EXERCISE DIRECTIONS: Please give the count of lines holding the string "name" and nothing besides.

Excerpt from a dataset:
○ ○ ○ ○ ○ ○ ○

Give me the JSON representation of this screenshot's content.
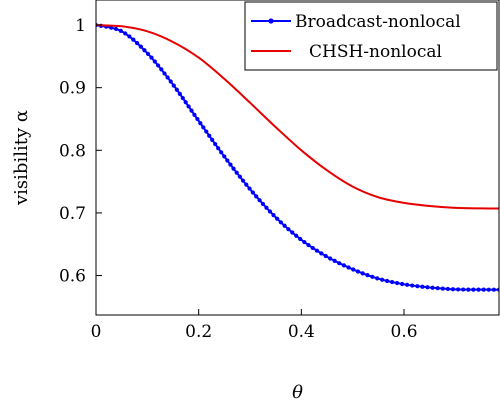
{
  "chart_data": {
    "type": "line",
    "title": "",
    "xlabel": "θ",
    "ylabel": "visibility α",
    "xlim": [
      0,
      0.785
    ],
    "ylim": [
      0.537,
      1.04
    ],
    "xticks": [
      0,
      0.2,
      0.4,
      0.6
    ],
    "xtick_labels": [
      "0",
      "0.2",
      "0.4",
      "0.6"
    ],
    "yticks": [
      0.6,
      0.7,
      0.8,
      0.9,
      1
    ],
    "ytick_labels": [
      "0.6",
      "0.7",
      "0.8",
      "0.9",
      "1"
    ],
    "grid": false,
    "legend_position": "top-right",
    "series": [
      {
        "name": "Broadcast-nonlocal",
        "color": "#0000ff",
        "marker": "circle",
        "x": [
          0,
          0.05,
          0.1,
          0.15,
          0.2,
          0.25,
          0.3,
          0.35,
          0.4,
          0.45,
          0.5,
          0.55,
          0.6,
          0.65,
          0.7,
          0.75,
          0.785
        ],
        "y": [
          1.0,
          0.99,
          0.955,
          0.905,
          0.847,
          0.79,
          0.738,
          0.693,
          0.657,
          0.63,
          0.61,
          0.595,
          0.586,
          0.581,
          0.578,
          0.5775,
          0.5774
        ]
      },
      {
        "name": "CHSH-nonlocal",
        "color": "#e60000",
        "marker": "none",
        "x": [
          0,
          0.05,
          0.1,
          0.15,
          0.2,
          0.25,
          0.3,
          0.35,
          0.4,
          0.45,
          0.5,
          0.55,
          0.6,
          0.65,
          0.7,
          0.75,
          0.785
        ],
        "y": [
          1.0,
          0.998,
          0.99,
          0.973,
          0.948,
          0.914,
          0.876,
          0.837,
          0.8,
          0.768,
          0.742,
          0.725,
          0.716,
          0.711,
          0.708,
          0.7072,
          0.7071
        ]
      }
    ]
  }
}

○ ○ ○ ○ ○ ○ ○

RESPONSE BELOW: 2